- **WRITTEN INSTRUCTION**
Extract the lines that carry the string "text" from the listing.
+ + + + + + +
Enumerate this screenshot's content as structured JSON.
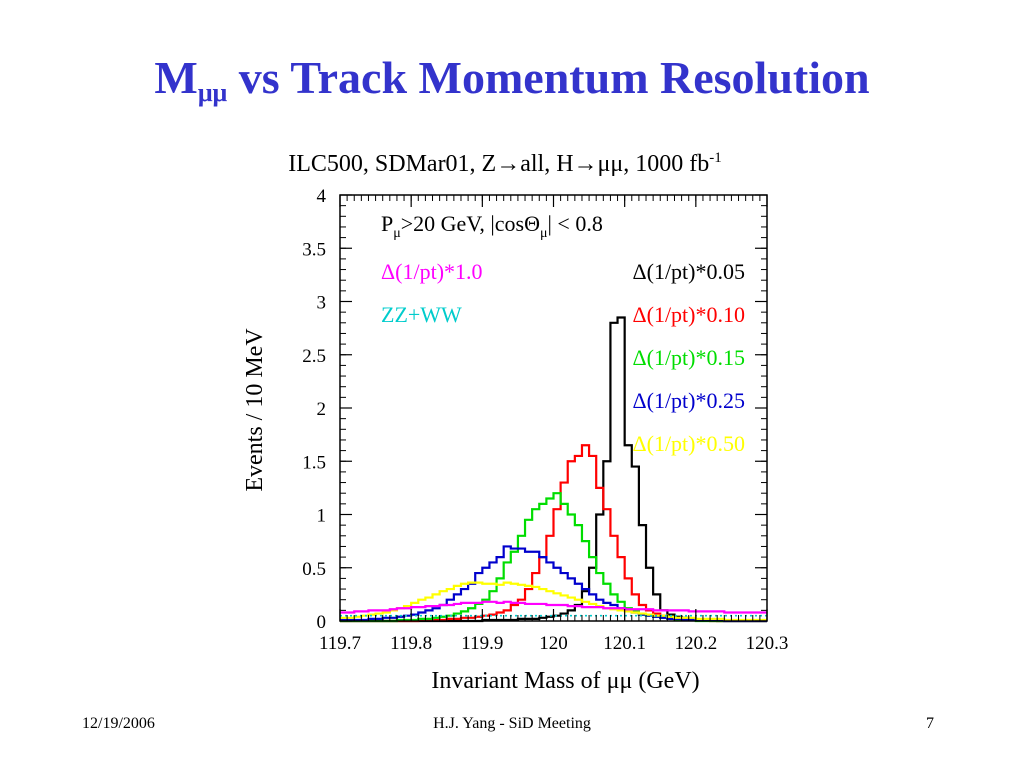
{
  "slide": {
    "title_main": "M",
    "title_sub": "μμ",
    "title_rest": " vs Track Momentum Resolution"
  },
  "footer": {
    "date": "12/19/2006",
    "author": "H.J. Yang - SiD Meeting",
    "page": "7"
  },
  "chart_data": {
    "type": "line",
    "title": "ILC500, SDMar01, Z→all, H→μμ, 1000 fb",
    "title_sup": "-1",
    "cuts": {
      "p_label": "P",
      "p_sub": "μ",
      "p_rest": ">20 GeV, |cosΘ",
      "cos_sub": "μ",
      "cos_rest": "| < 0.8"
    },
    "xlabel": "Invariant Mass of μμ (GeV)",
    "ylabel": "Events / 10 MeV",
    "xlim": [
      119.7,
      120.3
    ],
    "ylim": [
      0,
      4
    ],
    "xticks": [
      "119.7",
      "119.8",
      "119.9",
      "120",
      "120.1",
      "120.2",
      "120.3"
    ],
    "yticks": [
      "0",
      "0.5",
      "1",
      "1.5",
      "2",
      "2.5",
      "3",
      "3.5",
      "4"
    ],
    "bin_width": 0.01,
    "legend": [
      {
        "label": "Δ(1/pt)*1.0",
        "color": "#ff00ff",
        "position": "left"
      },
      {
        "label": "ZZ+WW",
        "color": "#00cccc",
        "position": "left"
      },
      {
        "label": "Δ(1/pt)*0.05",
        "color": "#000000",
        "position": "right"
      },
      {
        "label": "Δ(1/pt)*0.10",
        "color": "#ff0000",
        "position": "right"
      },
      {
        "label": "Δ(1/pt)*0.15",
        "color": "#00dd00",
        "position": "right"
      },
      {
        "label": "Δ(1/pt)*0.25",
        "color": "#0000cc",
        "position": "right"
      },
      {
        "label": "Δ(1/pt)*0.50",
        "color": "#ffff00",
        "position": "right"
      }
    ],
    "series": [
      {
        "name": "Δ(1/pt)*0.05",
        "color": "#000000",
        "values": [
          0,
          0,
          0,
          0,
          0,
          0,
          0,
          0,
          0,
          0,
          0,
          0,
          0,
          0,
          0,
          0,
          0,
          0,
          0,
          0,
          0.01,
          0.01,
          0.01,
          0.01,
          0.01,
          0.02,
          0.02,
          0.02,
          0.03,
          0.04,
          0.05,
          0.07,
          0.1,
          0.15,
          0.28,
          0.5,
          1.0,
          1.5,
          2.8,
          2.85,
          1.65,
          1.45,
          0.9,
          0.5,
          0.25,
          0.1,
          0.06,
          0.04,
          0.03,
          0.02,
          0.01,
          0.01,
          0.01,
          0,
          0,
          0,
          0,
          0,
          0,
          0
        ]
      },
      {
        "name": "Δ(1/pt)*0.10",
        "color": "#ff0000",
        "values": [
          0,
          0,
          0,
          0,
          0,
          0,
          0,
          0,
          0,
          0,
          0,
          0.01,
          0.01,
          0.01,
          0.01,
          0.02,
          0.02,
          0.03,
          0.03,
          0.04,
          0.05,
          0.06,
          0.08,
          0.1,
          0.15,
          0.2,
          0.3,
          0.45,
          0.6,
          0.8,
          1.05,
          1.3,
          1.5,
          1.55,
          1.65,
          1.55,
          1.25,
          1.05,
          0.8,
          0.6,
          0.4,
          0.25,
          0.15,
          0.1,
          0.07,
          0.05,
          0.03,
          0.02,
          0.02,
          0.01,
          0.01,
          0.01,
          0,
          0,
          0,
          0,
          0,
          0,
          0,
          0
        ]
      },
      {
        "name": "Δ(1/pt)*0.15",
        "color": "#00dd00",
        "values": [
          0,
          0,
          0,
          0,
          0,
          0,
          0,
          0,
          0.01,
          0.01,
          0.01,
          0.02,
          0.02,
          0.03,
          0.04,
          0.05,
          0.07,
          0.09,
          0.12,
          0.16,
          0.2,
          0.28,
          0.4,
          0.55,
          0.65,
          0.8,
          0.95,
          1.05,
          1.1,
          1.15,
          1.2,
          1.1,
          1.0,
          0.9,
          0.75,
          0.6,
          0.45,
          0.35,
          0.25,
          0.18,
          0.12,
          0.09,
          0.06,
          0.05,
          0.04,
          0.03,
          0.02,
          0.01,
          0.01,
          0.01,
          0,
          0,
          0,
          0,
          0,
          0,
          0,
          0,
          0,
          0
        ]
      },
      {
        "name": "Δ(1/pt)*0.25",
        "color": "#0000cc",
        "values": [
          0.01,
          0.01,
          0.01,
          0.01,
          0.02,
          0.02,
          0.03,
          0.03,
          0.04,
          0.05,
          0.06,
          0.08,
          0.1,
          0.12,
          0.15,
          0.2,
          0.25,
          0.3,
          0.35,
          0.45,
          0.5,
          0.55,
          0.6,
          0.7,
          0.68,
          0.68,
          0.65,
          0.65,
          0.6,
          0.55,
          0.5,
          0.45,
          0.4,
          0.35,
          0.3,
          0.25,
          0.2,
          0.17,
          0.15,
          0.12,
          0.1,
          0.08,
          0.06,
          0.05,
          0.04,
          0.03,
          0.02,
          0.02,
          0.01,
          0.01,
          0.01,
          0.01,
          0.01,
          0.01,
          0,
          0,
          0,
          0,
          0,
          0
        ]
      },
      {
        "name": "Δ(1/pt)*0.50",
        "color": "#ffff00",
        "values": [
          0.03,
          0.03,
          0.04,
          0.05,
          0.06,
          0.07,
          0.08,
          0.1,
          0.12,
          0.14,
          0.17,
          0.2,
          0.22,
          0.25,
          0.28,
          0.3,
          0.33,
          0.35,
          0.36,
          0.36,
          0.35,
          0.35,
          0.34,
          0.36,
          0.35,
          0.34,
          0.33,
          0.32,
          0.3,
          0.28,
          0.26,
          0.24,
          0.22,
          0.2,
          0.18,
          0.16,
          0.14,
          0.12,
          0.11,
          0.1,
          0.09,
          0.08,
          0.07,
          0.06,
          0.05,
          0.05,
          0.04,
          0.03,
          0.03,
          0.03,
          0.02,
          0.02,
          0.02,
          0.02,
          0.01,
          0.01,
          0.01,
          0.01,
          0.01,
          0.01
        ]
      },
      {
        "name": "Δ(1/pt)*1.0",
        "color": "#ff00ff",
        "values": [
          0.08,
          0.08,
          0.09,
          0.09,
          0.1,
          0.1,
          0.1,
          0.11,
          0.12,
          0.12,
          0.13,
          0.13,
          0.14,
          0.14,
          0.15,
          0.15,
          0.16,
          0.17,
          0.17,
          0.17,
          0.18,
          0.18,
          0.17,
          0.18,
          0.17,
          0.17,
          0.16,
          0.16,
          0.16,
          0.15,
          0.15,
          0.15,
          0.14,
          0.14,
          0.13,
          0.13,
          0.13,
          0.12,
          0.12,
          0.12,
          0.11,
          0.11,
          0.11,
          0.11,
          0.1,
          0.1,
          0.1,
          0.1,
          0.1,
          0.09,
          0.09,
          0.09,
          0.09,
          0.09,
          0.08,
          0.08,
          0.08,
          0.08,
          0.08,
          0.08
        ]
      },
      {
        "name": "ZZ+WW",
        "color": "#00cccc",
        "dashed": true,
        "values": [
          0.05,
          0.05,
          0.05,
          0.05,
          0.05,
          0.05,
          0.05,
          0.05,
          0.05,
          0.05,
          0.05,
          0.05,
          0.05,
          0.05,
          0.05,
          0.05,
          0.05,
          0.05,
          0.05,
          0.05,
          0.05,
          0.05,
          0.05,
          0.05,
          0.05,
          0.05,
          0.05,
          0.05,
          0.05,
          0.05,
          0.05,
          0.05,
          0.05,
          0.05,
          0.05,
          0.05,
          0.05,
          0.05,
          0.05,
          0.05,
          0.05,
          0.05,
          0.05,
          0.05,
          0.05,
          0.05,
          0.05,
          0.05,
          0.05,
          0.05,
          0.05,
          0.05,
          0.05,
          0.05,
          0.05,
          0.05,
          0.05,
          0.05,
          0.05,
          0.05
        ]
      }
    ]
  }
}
+ + + + + + +
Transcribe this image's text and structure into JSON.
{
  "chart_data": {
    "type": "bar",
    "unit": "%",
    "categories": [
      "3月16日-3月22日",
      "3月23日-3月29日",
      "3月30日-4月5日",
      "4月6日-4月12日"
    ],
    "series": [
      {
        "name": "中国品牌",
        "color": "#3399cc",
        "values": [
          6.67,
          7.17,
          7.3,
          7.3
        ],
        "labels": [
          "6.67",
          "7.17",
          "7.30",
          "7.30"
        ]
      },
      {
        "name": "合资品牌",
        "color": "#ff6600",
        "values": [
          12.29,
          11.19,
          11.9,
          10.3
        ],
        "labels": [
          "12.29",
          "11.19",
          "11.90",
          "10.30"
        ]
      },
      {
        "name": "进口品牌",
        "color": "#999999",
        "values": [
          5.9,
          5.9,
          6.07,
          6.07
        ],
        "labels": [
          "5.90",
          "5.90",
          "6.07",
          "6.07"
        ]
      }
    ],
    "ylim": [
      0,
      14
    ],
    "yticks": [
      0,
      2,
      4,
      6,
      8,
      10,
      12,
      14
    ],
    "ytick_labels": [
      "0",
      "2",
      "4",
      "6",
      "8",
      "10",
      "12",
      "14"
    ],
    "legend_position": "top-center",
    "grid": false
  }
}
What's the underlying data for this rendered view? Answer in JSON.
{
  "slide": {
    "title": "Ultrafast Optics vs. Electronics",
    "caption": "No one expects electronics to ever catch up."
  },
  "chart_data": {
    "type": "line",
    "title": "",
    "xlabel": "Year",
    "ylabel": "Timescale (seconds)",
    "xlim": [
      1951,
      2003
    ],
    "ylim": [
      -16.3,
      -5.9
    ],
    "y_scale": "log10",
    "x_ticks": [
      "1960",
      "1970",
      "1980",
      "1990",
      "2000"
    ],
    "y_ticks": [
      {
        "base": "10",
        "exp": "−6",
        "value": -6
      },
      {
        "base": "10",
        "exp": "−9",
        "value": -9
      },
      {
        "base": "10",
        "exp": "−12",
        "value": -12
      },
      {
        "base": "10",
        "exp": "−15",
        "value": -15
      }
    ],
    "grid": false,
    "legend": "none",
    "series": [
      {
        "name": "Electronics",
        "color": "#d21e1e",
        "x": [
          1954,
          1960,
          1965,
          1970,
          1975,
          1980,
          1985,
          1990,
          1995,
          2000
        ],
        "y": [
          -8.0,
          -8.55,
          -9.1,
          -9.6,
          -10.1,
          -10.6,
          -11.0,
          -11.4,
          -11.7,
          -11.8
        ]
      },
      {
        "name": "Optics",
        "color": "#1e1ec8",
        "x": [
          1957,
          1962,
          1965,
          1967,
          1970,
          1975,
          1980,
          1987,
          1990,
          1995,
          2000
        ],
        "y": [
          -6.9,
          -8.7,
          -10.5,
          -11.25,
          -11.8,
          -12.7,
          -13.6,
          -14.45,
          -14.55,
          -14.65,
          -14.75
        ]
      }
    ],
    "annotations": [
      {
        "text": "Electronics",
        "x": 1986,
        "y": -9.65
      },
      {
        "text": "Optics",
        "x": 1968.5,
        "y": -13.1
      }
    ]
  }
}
+ + + + + + +
- **RIGHT ANSWER**
Transcribe this image's text and structure into JSON.
        "text": "Electronics",
        "text": "Optics",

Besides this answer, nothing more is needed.